Yeah, I think the most important feature of the Discworld books is Pratchett's narration. Anything which doesn't have that is always going to be lacking.


----------



## Werthead (Jun 22, 2021)

*Discworld #14: Lords and Ladies*



> Returning to their home kingdom of Lancre after travelling across the Disc, witches Nanny Ogg and Granny Weatherwax discover that a new coven of hip, young witches has arisen in their absence. Magrat is disconcerted to discover that plans for her marriage to King Verence are steaming ahead without her involvement, with guests arriving from all over. On top of those issues, an invasion of beings from another dimension is at hand. It falls to the witches of Lancre and an unlikely assortment of allies - an annoyed orangutan, a legion of ninja morris dancers and a terminally frisky dwarf in a wig - to rise to the occasion.
> 
> Lords and Ladies is intriguing as the first Discworld novel to rely heavily on pre-existing continuity, a point Terry Pratchett was so concerned about he includes a warning about it (and a quick recap of prior books) in the start of the novel. The book is the fourth in the "Witches" sub-series following on from Equal Rites, Wyrd Sisters and Witches Abroad, but it also intersects and crosses over with the "Ankh-Morpork Wizards" sub-series, previously established in Moving Pictures and Reaper Man. Think of it as The Avengers of the Discworld Literary Universe, or something.
> 
> ...


----------



## Werthead (Jun 28, 2021)

*Discworld #15: Men at Arms*



> Captain Sam Vimes of the Ankh-Morpork City Watch is getting married. It's an occasion of great happiness and joy, marred by a massive explosion at the Assassins' Guild and the theft of an unknown artefact. The Guilds don't want the Watch involved and the Patrician doesn't want Vimes involved, but bodies are soon piling up. Someone out there has a weapon that kill people instantly at a long, long range and its up to the City Watch and their new intake to stop them. Somehow.
> 
> When Terry Pratchett introduced the City Watch in the classic Discworld novel Guards! Guards! it always felt like he was deliberately setting up a premise and cast of characters who could go on to recur regularly through the series. It's a bit surprising that it took him seven novels to get back to the Watch and their adventures, but when he did, he did it with style.
> 
> ...


----------



## Werthead (Jul 19, 2021)

:: MATERIAL PROVIDED ::
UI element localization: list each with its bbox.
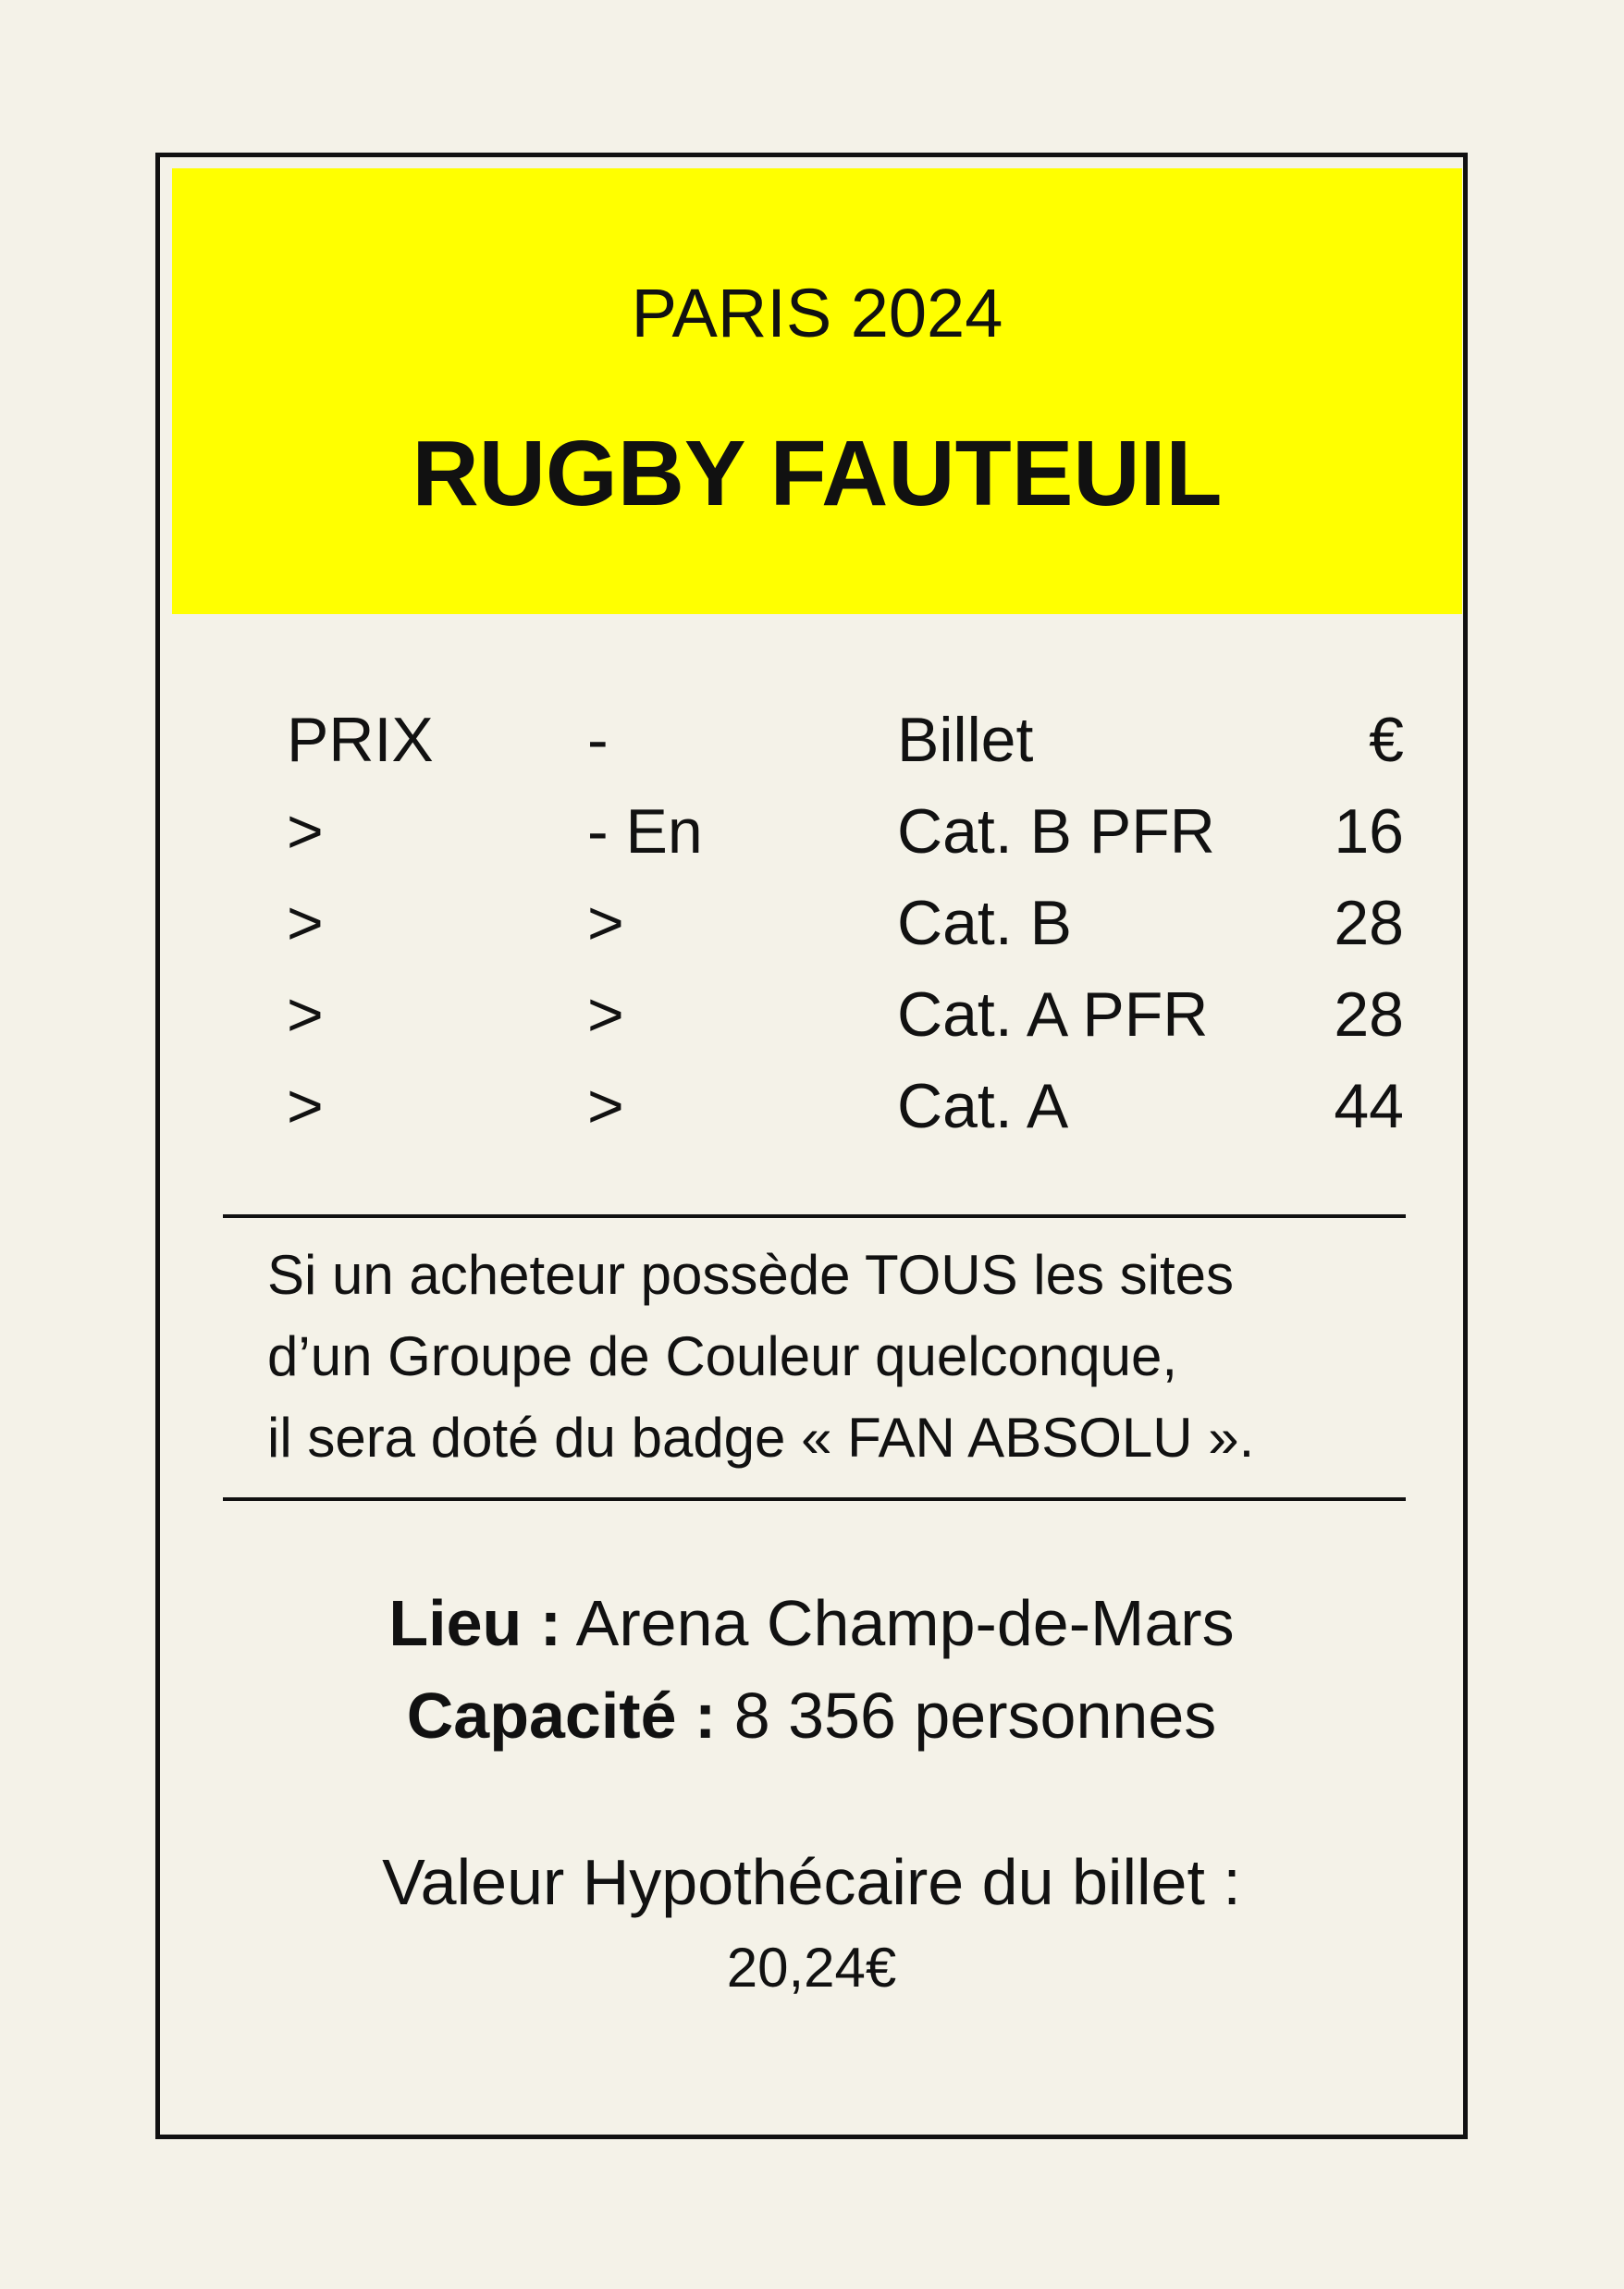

:: WHAT THIS EXERCISE ASKS ::
a. In the Discworld forum thread, revise the part that opens with the words containing "Yeah, I think" and closes with "to the occasion.", replacing "Lancre" with "Ramtops".
b. Carry on the Discworld forum thread from the point at which it stops.
The material was taken from a different source than the Discworld forum thread.

:: FINAL RESULTS ::
a.
Yeah, I think the most important feature of the Discworld books is Pratchett's narration. Anything which doesn't have that is always going to be lacking.


----------



## Werthead (Jun 22, 2021)

*Discworld #14: Lords and Ladies*



> Returning to their home kingdom of Ramtops after travelling across the Disc, witches Nanny Ogg and Granny Weatherwax discover that a new coven of hip, young witches has arisen in their absence. Magrat is disconcerted to discover that plans for her marriage to King Verence are steaming ahead without her involvement, with guests arriving from all over. On top of those issues, an invasion of beings from another dimension is at hand. It falls to the witches of Ramtops and an unlikely assortment of allies - an annoyed orangutan, a legion of ninja morris dancers and a terminally frisky dwarf in a wig - to rise to the occasion.

b.
*Discworld #16: Soul Music*



> Imp y Celyn, a musician from a druidic society, arrives in Ankh-Morpork to seek his fortune. Unfortunately, the entry fees to the Musicians' Guild are unaffordable and playing without their sanction is a good way of finding out if you actually need functioning hands or not. Joining forces with Glod and Lias (a dwarf hornblower and a troll drummer), Imp finds a strange guitar in a back-alley shop and inadvertently introduces the Discworld to Music with Rocks In. But the music wants to live forever, which means killing its creator. For Susan, the young Duchess of Sto Helit and granddaughter of Death (it's a long story), filling in for her grandpa whilst he takes a break, this presents her a tough quandary in her first week on the job.
> 
> Soul Music, the sixteenth book of the Discworld series, interrupts Terry Pratchett's imperial run of form in the series by not being stupendously excellent (after the one-two-three punch of Small Gods, Lords and Ladies and Men at Arms), instead settling for merely being pretty good. Pratchett is retreading old ground here, bringing rock music to the Discworld for study and satire in the same way he earlier tackled shopping malls (Reaper Man) and movies (Moving Pictures).
> 
> ...


----------



## Werthead (Aug 14, 2021)

*Discworld #17: Interesting Times by Terry Pratchett*



> The remote and mysterious Agatean Empire has sent a request to Ankh-Morpork, demanding that the "Great Wizzard" be sent to them. After thorough research and exacting study (or about five minutes of asking around), the faculty at Unseen University determine this to be a request for Rincewind, nominal wizard and adventurer-at-large who once had dealings with a representative of the Empire. Rincewind is, reluctantly, rescued from his new home (a tropical paradise which doesn't seem to want to kill him for once) and transported to the Empire, where he finds the politest revolution in history is underway and the capital city is about to be assaulted by a horde of (seven) formidable barbarian warriors. Unfortunately, he finds his exploits and power have been "marginally" exaggerated by his old friend Twoflower...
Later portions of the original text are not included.